Information shown

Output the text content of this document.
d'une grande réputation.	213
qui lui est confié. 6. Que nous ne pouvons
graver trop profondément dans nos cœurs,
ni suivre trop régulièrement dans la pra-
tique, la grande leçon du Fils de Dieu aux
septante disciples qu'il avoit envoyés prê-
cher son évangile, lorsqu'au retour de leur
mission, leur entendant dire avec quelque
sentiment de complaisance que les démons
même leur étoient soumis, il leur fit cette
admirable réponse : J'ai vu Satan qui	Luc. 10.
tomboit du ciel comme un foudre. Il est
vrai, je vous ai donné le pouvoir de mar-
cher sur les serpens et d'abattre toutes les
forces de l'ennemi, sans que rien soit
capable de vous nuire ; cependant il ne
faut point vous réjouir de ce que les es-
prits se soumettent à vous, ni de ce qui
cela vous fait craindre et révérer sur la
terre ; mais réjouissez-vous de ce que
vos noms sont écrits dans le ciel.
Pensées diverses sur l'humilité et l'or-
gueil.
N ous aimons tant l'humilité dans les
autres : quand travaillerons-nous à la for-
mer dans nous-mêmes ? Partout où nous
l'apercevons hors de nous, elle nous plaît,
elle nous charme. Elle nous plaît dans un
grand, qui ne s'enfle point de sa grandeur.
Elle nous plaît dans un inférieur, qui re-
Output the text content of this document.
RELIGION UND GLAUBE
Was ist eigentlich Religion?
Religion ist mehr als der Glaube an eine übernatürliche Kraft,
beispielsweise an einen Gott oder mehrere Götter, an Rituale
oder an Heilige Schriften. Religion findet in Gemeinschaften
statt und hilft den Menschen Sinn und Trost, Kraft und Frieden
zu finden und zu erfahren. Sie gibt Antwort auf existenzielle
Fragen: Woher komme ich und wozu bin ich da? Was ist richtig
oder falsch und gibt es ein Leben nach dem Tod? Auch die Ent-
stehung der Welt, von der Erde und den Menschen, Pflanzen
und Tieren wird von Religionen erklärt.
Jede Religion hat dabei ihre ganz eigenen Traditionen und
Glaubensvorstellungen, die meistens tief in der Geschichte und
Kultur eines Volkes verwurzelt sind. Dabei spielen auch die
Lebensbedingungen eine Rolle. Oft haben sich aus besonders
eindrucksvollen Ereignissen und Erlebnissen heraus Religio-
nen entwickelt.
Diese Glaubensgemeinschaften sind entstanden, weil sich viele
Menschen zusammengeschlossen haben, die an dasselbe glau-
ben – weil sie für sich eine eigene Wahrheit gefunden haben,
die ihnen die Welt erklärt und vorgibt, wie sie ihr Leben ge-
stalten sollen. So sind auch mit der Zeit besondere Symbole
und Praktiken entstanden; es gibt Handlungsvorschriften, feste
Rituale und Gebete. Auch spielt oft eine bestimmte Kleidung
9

Work to do
Write the data back out verbatim.

Solution to this task
Output the text content of this document.
d'une grande réputation.	213
qui lui est confié. 6. Que nous ne pouvons
graver trop profondément dans nos cœurs,
ni suivre trop régulièrement dans la pra-
tique, la grande leçon du Fils de Dieu aux
septante disciples qu'il avoit envoyés prê-
cher son évangile, lorsqu'au retour de leur
mission, leur entendant dire avec quelque
sentiment de complaisance que les démons
même leur étoient soumis, il leur fit cette
admirable réponse : J'ai vu Satan qui	Luc. 10.
tomboit du ciel comme un foudre. Il est
vrai, je vous ai donné le pouvoir de mar-
cher sur les serpens et d'abattre toutes les
forces de l'ennemi, sans que rien soit
capable de vous nuire ; cependant il ne
faut point vous réjouir de ce que les es-
prits se soumettent à vous, ni de ce qui
cela vous fait craindre et révérer sur la
terre ; mais réjouissez-vous de ce que
vos noms sont écrits dans le ciel.
Pensées diverses sur l'humilité et l'or-
gueil.
N ous aimons tant l'humilité dans les
autres : quand travaillerons-nous à la for-
mer dans nous-mêmes ? Partout où nous
l'apercevons hors de nous, elle nous plaît,
elle nous charme. Elle nous plaît dans un
grand, qui ne s'enfle point de sa grandeur.
Elle nous plaît dans un inférieur, qui re-
Output the text content of this document.
RELIGION UND GLAUBE
Was ist eigentlich Religion?
Religion ist mehr als der Glaube an eine übernatürliche Kraft,
beispielsweise an einen Gott oder mehrere Götter, an Rituale
oder an Heilige Schriften. Religion findet in Gemeinschaften
statt und hilft den Menschen Sinn und Trost, Kraft und Frieden
zu finden und zu erfahren. Sie gibt Antwort auf existenzielle
Fragen: Woher komme ich und wozu bin ich da? Was ist richtig
oder falsch und gibt es ein Leben nach dem Tod? Auch die Ent-
stehung der Welt, von der Erde und den Menschen, Pflanzen
und Tieren wird von Religionen erklärt.
Jede Religion hat dabei ihre ganz eigenen Traditionen und
Glaubensvorstellungen, die meistens tief in der Geschichte und
Kultur eines Volkes verwurzelt sind. Dabei spielen auch die
Lebensbedingungen eine Rolle. Oft haben sich aus besonders
eindrucksvollen Ereignissen und Erlebnissen heraus Religio-
nen entwickelt.
Diese Glaubensgemeinschaften sind entstanden, weil sich viele
Menschen zusammengeschlossen haben, die an dasselbe glau-
ben – weil sie für sich eine eigene Wahrheit gefunden haben,
die ihnen die Welt erklärt und vorgibt, wie sie ihr Leben ge-
stalten sollen. So sind auch mit der Zeit besondere Symbole
und Praktiken entstanden; es gibt Handlungsvorschriften, feste
Rituale und Gebete. Auch spielt oft eine bestimmte Kleidung
9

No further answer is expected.